DIRECTIONS:
Repeat, without any change, the entries presented below.

(Saved entries)
□ □ □ □ □
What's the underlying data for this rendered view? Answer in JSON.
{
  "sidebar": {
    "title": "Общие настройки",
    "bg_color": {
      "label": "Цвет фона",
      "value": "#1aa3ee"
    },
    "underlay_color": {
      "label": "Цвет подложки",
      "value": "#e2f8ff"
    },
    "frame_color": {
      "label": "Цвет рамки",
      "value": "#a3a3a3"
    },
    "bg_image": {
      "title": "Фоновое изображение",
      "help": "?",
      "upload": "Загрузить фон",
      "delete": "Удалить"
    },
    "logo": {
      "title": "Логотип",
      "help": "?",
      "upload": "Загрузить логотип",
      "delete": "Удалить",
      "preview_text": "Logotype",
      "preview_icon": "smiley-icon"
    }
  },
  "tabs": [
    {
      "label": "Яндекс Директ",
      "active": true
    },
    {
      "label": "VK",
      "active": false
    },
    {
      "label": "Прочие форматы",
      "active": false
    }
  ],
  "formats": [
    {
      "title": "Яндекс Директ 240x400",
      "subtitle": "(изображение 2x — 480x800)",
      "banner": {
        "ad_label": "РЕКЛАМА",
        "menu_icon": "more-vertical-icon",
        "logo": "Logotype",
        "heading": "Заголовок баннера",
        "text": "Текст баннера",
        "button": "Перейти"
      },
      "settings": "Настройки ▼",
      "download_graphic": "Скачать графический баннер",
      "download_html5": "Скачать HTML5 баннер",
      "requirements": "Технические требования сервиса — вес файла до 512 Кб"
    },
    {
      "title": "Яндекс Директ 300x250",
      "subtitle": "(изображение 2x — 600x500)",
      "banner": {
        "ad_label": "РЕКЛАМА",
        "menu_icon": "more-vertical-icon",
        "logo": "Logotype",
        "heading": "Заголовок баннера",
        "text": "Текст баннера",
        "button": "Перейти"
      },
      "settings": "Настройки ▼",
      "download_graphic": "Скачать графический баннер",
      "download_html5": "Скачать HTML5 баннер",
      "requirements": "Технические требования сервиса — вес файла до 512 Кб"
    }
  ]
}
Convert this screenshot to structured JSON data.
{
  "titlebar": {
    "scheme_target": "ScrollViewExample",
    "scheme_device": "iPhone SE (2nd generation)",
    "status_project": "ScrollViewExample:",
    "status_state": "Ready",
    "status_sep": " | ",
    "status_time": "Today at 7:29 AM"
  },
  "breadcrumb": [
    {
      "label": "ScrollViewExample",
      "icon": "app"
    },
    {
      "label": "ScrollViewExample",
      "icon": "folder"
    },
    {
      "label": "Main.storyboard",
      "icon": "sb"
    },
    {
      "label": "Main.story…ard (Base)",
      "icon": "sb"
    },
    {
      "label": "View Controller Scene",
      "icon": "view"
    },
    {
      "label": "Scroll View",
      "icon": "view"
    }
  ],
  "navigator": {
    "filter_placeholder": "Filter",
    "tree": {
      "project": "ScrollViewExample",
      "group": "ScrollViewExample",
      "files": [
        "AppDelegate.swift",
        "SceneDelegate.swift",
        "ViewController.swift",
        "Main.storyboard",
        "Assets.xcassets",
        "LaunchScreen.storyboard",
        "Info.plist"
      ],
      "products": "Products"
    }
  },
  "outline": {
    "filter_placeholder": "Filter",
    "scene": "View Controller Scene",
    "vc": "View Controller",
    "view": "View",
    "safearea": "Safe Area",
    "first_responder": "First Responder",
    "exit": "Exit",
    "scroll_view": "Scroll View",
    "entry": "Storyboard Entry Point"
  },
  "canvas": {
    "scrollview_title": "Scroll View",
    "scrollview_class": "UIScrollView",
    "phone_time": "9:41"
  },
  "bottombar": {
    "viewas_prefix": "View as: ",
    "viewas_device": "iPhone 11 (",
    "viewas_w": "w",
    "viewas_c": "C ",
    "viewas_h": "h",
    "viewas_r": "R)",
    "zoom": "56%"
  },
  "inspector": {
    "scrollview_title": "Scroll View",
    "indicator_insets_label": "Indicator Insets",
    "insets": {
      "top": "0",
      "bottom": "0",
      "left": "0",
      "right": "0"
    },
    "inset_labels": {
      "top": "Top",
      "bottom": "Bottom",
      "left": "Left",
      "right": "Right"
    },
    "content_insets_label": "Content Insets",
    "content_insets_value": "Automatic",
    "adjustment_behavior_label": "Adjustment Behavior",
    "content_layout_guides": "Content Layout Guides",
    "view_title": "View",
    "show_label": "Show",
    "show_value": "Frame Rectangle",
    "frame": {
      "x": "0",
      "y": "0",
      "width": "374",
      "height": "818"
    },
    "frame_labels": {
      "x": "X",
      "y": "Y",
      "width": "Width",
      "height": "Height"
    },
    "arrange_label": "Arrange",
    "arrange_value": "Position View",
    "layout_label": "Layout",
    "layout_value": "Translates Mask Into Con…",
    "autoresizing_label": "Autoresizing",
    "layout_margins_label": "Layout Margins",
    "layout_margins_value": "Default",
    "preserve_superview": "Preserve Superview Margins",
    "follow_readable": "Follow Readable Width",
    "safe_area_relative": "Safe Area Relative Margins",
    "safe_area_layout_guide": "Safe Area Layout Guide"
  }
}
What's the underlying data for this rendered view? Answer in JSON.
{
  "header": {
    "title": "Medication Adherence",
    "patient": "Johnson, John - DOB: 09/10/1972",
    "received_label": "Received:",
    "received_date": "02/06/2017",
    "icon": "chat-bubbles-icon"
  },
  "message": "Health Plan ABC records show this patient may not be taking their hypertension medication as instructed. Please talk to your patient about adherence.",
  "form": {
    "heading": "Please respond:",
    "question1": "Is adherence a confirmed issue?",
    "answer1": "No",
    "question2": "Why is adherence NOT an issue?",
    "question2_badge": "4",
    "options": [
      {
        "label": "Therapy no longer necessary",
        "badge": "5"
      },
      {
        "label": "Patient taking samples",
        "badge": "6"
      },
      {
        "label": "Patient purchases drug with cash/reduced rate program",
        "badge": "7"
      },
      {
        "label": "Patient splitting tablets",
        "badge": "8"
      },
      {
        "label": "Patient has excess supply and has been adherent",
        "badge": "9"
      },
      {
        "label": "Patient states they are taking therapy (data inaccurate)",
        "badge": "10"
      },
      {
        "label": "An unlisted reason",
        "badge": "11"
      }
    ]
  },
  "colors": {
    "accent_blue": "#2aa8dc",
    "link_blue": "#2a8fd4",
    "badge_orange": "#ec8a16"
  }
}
□ □ □ □ □
FINAL RESULT:
What's the underlying data for this rendered view? Answer in JSON.
{
  "sidebar": {
    "title": "Общие настройки",
    "bg_color": {
      "label": "Цвет фона",
      "value": "#1aa3ee"
    },
    "underlay_color": {
      "label": "Цвет подложки",
      "value": "#e2f8ff"
    },
    "frame_color": {
      "label": "Цвет рамки",
      "value": "#a3a3a3"
    },
    "bg_image": {
      "title": "Фоновое изображение",
      "help": "?",
      "upload": "Загрузить фон",
      "delete": "Удалить"
    },
    "logo": {
      "title": "Логотип",
      "help": "?",
      "upload": "Загрузить логотип",
      "delete": "Удалить",
      "preview_text": "Logotype",
      "preview_icon": "smiley-icon"
    }
  },
  "tabs": [
    {
      "label": "Яндекс Директ",
      "active": true
    },
    {
      "label": "VK",
      "active": false
    },
    {
      "label": "Прочие форматы",
      "active": false
    }
  ],
  "formats": [
    {
      "title": "Яндекс Директ 240x400",
      "subtitle": "(изображение 2x — 480x800)",
      "banner": {
        "ad_label": "РЕКЛАМА",
        "menu_icon": "more-vertical-icon",
        "logo": "Logotype",
        "heading": "Заголовок баннера",
        "text": "Текст баннера",
        "button": "Перейти"
      },
      "settings": "Настройки ▼",
      "download_graphic": "Скачать графический баннер",
      "download_html5": "Скачать HTML5 баннер",
      "requirements": "Технические требования сервиса — вес файла до 512 Кб"
    },
    {
      "title": "Яндекс Директ 300x250",
      "subtitle": "(изображение 2x — 600x500)",
      "banner": {
        "ad_label": "РЕКЛАМА",
        "menu_icon": "more-vertical-icon",
        "logo": "Logotype",
        "heading": "Заголовок баннера",
        "text": "Текст баннера",
        "button": "Перейти"
      },
      "settings": "Настройки ▼",
      "download_graphic": "Скачать графический баннер",
      "download_html5": "Скачать HTML5 баннер",
      "requirements": "Технические требования сервиса — вес файла до 512 Кб"
    }
  ]
}
Convert this screenshot to structured JSON data.
{
  "titlebar": {
    "scheme_target": "ScrollViewExample",
    "scheme_device": "iPhone SE (2nd generation)",
    "status_project": "ScrollViewExample:",
    "status_state": "Ready",
    "status_sep": " | ",
    "status_time": "Today at 7:29 AM"
  },
  "breadcrumb": [
    {
      "label": "ScrollViewExample",
      "icon": "app"
    },
    {
      "label": "ScrollViewExample",
      "icon": "folder"
    },
    {
      "label": "Main.storyboard",
      "icon": "sb"
    },
    {
      "label": "Main.story…ard (Base)",
      "icon": "sb"
    },
    {
      "label": "View Controller Scene",
      "icon": "view"
    },
    {
      "label": "Scroll View",
      "icon": "view"
    }
  ],
  "navigator": {
    "filter_placeholder": "Filter",
    "tree": {
      "project": "ScrollViewExample",
      "group": "ScrollViewExample",
      "files": [
        "AppDelegate.swift",
        "SceneDelegate.swift",
        "ViewController.swift",
        "Main.storyboard",
        "Assets.xcassets",
        "LaunchScreen.storyboard",
        "Info.plist"
      ],
      "products": "Products"
    }
  },
  "outline": {
    "filter_placeholder": "Filter",
    "scene": "View Controller Scene",
    "vc": "View Controller",
    "view": "View",
    "safearea": "Safe Area",
    "first_responder": "First Responder",
    "exit": "Exit",
    "scroll_view": "Scroll View",
    "entry": "Storyboard Entry Point"
  },
  "canvas": {
    "scrollview_title": "Scroll View",
    "scrollview_class": "UIScrollView",
    "phone_time": "9:41"
  },
  "bottombar": {
    "viewas_prefix": "View as: ",
    "viewas_device": "iPhone 11 (",
    "viewas_w": "w",
    "viewas_c": "C ",
    "viewas_h": "h",
    "viewas_r": "R)",
    "zoom": "56%"
  },
  "inspector": {
    "scrollview_title": "Scroll View",
    "indicator_insets_label": "Indicator Insets",
    "insets": {
      "top": "0",
      "bottom": "0",
      "left": "0",
      "right": "0"
    },
    "inset_labels": {
      "top": "Top",
      "bottom": "Bottom",
      "left": "Left",
      "right": "Right"
    },
    "content_insets_label": "Content Insets",
    "content_insets_value": "Automatic",
    "adjustment_behavior_label": "Adjustment Behavior",
    "content_layout_guides": "Content Layout Guides",
    "view_title": "View",
    "show_label": "Show",
    "show_value": "Frame Rectangle",
    "frame": {
      "x": "0",
      "y": "0",
      "width": "374",
      "height": "818"
    },
    "frame_labels": {
      "x": "X",
      "y": "Y",
      "width": "Width",
      "height": "Height"
    },
    "arrange_label": "Arrange",
    "arrange_value": "Position View",
    "layout_label": "Layout",
    "layout_value": "Translates Mask Into Con…",
    "autoresizing_label": "Autoresizing",
    "layout_margins_label": "Layout Margins",
    "layout_margins_value": "Default",
    "preserve_superview": "Preserve Superview Margins",
    "follow_readable": "Follow Readable Width",
    "safe_area_relative": "Safe Area Relative Margins",
    "safe_area_layout_guide": "Safe Area Layout Guide"
  }
}
What's the underlying data for this rendered view? Answer in JSON.
{
  "header": {
    "title": "Medication Adherence",
    "patient": "Johnson, John - DOB: 09/10/1972",
    "received_label": "Received:",
    "received_date": "02/06/2017",
    "icon": "chat-bubbles-icon"
  },
  "message": "Health Plan ABC records show this patient may not be taking their hypertension medication as instructed. Please talk to your patient about adherence.",
  "form": {
    "heading": "Please respond:",
    "question1": "Is adherence a confirmed issue?",
    "answer1": "No",
    "question2": "Why is adherence NOT an issue?",
    "question2_badge": "4",
    "options": [
      {
        "label": "Therapy no longer necessary",
        "badge": "5"
      },
      {
        "label": "Patient taking samples",
        "badge": "6"
      },
      {
        "label": "Patient purchases drug with cash/reduced rate program",
        "badge": "7"
      },
      {
        "label": "Patient splitting tablets",
        "badge": "8"
      },
      {
        "label": "Patient has excess supply and has been adherent",
        "badge": "9"
      },
      {
        "label": "Patient states they are taking therapy (data inaccurate)",
        "badge": "10"
      },
      {
        "label": "An unlisted reason",
        "badge": "11"
      }
    ]
  },
  "colors": {
    "accent_blue": "#2aa8dc",
    "link_blue": "#2a8fd4",
    "badge_orange": "#ec8a16"
  }
}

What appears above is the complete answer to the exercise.